Dataset items:
▽
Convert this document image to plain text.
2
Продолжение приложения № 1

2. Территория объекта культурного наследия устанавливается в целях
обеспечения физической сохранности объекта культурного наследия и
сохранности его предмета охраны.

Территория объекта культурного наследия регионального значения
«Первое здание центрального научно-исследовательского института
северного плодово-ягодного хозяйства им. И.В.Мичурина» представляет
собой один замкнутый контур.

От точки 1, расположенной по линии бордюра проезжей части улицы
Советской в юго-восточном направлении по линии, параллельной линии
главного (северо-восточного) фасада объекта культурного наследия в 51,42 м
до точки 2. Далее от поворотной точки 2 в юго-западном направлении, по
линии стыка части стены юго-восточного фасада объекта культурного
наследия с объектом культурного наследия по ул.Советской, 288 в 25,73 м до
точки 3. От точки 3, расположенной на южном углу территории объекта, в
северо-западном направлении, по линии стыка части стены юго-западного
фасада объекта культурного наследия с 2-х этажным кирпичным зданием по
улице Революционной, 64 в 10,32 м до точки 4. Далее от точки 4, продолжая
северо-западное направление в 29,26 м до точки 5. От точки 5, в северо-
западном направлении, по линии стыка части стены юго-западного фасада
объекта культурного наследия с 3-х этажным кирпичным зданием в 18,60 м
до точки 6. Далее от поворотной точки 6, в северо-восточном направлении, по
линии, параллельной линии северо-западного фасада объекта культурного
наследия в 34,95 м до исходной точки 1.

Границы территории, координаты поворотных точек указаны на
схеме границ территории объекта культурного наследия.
△
-- THE TASK --
Copy out the whole listing exactly; please set it all down.

-- RESULT OF THE TASK --
Convert this document image to plain text.
2
Продолжение приложения № 1

2. Территория объекта культурного наследия устанавливается в целях
обеспечения физической сохранности объекта культурного наследия и
сохранности его предмета охраны.

Территория объекта культурного наследия регионального значения
«Первое здание центрального научно-исследовательского института
северного плодово-ягодного хозяйства им. И.В.Мичурина» представляет
собой один замкнутый контур.

От точки 1, расположенной по линии бордюра проезжей части улицы
Советской в юго-восточном направлении по линии, параллельной линии
главного (северо-восточного) фасада объекта культурного наследия в 51,42 м
до точки 2. Далее от поворотной точки 2 в юго-западном направлении, по
линии стыка части стены юго-восточного фасада объекта культурного
наследия с объектом культурного наследия по ул.Советской, 288 в 25,73 м до
точки 3. От точки 3, расположенной на южном углу территории объекта, в
северо-западном направлении, по линии стыка части стены юго-западного
фасада объекта культурного наследия с 2-х этажным кирпичным зданием по
улице Революционной, 64 в 10,32 м до точки 4. Далее от точки 4, продолжая
северо-западное направление в 29,26 м до точки 5. От точки 5, в северо-
западном направлении, по линии стыка части стены юго-западного фасада
объекта культурного наследия с 3-х этажным кирпичным зданием в 18,60 м
до точки 6. Далее от поворотной точки 6, в северо-восточном направлении, по
линии, параллельной линии северо-западного фасада объекта культурного
наследия в 34,95 м до исходной точки 1.

Границы территории, координаты поворотных точек указаны на
схеме границ территории объекта культурного наследия.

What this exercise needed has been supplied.